--- Start of MATERIAL FOR THE TASK ---

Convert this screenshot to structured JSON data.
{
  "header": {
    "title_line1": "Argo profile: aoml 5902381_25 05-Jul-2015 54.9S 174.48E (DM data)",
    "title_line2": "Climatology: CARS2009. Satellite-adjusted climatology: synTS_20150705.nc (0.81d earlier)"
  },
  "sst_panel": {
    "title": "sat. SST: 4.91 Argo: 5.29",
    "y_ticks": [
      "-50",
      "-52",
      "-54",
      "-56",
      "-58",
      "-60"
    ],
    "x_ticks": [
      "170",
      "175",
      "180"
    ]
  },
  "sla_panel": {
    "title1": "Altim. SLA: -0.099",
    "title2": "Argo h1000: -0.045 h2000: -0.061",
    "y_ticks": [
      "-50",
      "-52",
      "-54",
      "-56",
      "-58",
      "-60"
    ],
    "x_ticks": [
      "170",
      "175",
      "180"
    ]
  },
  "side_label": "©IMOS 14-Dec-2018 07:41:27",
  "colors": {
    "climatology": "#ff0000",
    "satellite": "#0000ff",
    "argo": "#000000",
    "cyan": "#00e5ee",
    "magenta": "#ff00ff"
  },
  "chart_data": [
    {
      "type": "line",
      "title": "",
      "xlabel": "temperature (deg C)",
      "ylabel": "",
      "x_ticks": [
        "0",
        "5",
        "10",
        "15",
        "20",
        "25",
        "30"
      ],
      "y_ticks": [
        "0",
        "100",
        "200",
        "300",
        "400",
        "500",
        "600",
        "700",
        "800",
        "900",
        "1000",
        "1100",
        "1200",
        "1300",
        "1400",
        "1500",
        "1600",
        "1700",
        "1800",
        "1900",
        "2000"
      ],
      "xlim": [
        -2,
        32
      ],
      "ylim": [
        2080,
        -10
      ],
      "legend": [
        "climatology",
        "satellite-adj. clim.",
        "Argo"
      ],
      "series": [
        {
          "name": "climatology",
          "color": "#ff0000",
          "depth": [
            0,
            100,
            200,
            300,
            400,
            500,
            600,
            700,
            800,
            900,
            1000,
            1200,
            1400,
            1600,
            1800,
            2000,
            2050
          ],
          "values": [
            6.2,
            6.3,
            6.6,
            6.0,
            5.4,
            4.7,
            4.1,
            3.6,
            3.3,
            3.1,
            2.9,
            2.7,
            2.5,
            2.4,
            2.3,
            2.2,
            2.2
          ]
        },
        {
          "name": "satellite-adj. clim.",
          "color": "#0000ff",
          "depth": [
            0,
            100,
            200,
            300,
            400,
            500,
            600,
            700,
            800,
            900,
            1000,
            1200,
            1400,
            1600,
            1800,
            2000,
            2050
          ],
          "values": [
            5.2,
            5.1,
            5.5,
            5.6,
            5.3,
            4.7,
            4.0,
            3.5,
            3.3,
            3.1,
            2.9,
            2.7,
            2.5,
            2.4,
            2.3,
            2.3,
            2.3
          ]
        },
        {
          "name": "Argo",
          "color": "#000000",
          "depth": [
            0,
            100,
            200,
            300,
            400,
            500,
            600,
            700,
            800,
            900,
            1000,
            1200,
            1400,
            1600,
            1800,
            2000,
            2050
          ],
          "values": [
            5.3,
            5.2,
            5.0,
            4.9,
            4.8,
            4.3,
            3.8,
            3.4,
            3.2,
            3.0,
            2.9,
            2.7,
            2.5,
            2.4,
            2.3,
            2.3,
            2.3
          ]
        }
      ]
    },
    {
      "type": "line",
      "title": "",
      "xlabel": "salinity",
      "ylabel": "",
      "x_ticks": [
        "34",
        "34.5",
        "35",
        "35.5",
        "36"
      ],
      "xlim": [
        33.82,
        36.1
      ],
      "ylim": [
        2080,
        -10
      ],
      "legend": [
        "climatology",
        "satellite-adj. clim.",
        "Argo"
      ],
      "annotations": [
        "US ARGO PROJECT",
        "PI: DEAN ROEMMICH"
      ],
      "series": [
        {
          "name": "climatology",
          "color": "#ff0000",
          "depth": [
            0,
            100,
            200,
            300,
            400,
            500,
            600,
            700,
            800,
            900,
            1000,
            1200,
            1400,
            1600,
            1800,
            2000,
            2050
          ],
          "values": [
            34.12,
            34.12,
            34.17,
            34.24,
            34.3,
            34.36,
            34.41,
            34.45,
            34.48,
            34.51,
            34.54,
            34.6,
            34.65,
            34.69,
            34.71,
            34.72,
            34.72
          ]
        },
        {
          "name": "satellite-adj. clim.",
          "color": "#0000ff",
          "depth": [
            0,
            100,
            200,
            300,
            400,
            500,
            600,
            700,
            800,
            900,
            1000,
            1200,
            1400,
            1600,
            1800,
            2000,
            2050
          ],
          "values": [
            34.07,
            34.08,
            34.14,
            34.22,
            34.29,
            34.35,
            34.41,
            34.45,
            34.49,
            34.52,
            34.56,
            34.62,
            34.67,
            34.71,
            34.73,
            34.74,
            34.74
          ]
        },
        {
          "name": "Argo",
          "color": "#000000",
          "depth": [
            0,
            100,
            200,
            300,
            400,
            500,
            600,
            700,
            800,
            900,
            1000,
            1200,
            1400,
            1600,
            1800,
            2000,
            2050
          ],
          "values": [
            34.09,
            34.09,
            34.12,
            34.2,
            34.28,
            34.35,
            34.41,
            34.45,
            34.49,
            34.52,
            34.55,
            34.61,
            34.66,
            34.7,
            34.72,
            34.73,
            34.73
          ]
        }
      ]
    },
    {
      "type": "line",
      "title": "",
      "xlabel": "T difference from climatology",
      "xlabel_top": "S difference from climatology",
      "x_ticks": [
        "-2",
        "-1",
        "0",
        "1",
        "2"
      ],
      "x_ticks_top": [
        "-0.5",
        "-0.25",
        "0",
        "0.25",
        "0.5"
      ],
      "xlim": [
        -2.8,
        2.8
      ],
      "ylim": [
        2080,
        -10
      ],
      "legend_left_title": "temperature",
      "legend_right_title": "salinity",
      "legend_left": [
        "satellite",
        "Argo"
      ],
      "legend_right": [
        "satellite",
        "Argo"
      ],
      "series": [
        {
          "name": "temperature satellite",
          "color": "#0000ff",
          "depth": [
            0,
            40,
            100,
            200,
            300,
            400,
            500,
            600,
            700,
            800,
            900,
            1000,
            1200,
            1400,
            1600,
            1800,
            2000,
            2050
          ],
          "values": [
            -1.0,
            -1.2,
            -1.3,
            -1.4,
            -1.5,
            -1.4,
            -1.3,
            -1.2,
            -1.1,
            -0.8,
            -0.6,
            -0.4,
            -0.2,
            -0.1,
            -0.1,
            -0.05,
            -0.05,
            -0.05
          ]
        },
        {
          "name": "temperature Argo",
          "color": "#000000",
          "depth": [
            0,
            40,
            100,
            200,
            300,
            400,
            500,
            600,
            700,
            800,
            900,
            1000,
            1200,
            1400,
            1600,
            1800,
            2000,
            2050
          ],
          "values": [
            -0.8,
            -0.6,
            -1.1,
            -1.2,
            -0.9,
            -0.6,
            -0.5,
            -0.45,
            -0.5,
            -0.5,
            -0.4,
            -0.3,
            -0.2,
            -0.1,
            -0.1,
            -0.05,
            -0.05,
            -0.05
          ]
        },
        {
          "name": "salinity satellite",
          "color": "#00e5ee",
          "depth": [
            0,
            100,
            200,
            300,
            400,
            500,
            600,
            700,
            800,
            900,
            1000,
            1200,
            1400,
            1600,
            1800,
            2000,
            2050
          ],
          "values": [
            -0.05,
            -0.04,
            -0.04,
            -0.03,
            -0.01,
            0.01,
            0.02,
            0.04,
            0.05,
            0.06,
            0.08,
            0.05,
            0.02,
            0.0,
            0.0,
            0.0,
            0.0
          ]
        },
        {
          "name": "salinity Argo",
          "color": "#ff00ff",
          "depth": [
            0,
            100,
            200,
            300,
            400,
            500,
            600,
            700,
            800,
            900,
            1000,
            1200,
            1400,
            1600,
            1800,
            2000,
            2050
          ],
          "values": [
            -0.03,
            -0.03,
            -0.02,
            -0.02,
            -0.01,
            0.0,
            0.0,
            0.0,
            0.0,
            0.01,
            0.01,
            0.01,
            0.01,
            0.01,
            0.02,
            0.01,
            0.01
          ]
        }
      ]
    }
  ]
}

--- End of MATERIAL FOR THE TASK ---

**PROBLEM TO SOLVE:**
Pull out the lines above in which the word "from" appears.

**CORRECT RESPONSE:**
      "xlabel": "T difference from climatology",
      "xlabel_top": "S difference from climatology",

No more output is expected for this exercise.